Each line below should be retyped exactly, with no pictures.

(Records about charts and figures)
· · ·

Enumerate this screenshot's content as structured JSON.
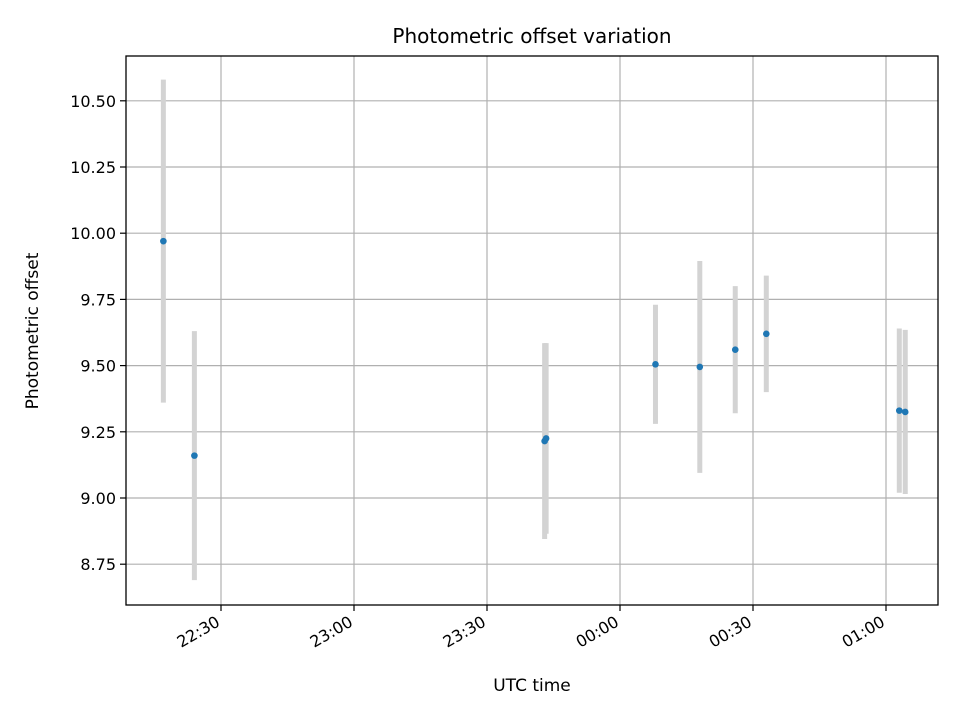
{
  "chart_data": {
    "type": "scatter",
    "title": "Photometric offset variation",
    "xlabel": "UTC time",
    "ylabel": "Photometric offset",
    "x_tick_labels": [
      "22:30",
      "23:00",
      "23:30",
      "00:00",
      "00:30",
      "01:00"
    ],
    "y_tick_labels": [
      "8.75",
      "9.00",
      "9.25",
      "9.50",
      "9.75",
      "10.00",
      "10.25",
      "10.50"
    ],
    "grid": true,
    "marker_color": "#1f77b4",
    "errorbar_color": "#d3d3d3",
    "points": [
      {
        "x": "22:17",
        "y": 9.97,
        "yerr": 0.61
      },
      {
        "x": "22:24",
        "y": 9.16,
        "yerr": 0.47
      },
      {
        "x": "23:43",
        "y": 9.215,
        "yerr": 0.37
      },
      {
        "x": "23:43",
        "y": 9.225,
        "yerr": 0.36
      },
      {
        "x": "00:08",
        "y": 9.505,
        "yerr": 0.225
      },
      {
        "x": "00:18",
        "y": 9.495,
        "yerr": 0.4
      },
      {
        "x": "00:26",
        "y": 9.56,
        "yerr": 0.24
      },
      {
        "x": "00:33",
        "y": 9.62,
        "yerr": 0.22
      },
      {
        "x": "01:03",
        "y": 9.33,
        "yerr": 0.31
      },
      {
        "x": "01:04",
        "y": 9.325,
        "yerr": 0.31
      }
    ]
  }
}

· · ·

THE SOLUTION →
Enumerate this screenshot's content as structured JSON.
{
  "chart_data": {
    "type": "scatter",
    "title": "Photometric offset variation",
    "xlabel": "UTC time",
    "ylabel": "Photometric offset",
    "x_tick_labels": [
      "22:30",
      "23:00",
      "23:30",
      "00:00",
      "00:30",
      "01:00"
    ],
    "y_tick_labels": [
      "8.75",
      "9.00",
      "9.25",
      "9.50",
      "9.75",
      "10.00",
      "10.25",
      "10.50"
    ],
    "grid": true,
    "marker_color": "#1f77b4",
    "errorbar_color": "#d3d3d3",
    "points": [
      {
        "x": "22:17",
        "y": 9.97,
        "yerr": 0.61
      },
      {
        "x": "22:24",
        "y": 9.16,
        "yerr": 0.47
      },
      {
        "x": "23:43",
        "y": 9.215,
        "yerr": 0.37
      },
      {
        "x": "23:43",
        "y": 9.225,
        "yerr": 0.36
      },
      {
        "x": "00:08",
        "y": 9.505,
        "yerr": 0.225
      },
      {
        "x": "00:18",
        "y": 9.495,
        "yerr": 0.4
      },
      {
        "x": "00:26",
        "y": 9.56,
        "yerr": 0.24
      },
      {
        "x": "00:33",
        "y": 9.62,
        "yerr": 0.22
      },
      {
        "x": "01:03",
        "y": 9.33,
        "yerr": 0.31
      },
      {
        "x": "01:04",
        "y": 9.325,
        "yerr": 0.31
      }
    ]
  }
}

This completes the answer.